* BEGIN TASK INPUT *

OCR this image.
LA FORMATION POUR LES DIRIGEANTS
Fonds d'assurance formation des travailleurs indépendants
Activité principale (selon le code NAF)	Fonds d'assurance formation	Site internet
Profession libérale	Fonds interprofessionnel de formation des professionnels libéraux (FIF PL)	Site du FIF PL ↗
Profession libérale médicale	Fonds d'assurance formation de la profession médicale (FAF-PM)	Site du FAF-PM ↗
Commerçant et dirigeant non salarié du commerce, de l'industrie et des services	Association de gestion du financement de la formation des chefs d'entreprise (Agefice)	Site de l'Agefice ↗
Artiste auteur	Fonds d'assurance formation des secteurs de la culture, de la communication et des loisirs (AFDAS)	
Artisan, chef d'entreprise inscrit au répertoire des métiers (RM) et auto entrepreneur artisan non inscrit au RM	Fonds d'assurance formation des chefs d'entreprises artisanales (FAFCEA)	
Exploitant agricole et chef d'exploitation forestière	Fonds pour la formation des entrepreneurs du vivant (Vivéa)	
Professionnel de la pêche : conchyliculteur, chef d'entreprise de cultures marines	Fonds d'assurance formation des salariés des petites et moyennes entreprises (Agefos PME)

* END TASK INPUT *

STATED EXERCISE: Copy out every line of the material above that mentions the word "libérale".

ANSWER IN FULL:
Profession libérale	Fonds interprofessionnel de formation des professionnels libéraux (FIF PL)	Site du FIF PL ↗
Profession libérale médicale	Fonds d'assurance formation de la profession médicale (FAF-PM)	Site du FAF-PM ↗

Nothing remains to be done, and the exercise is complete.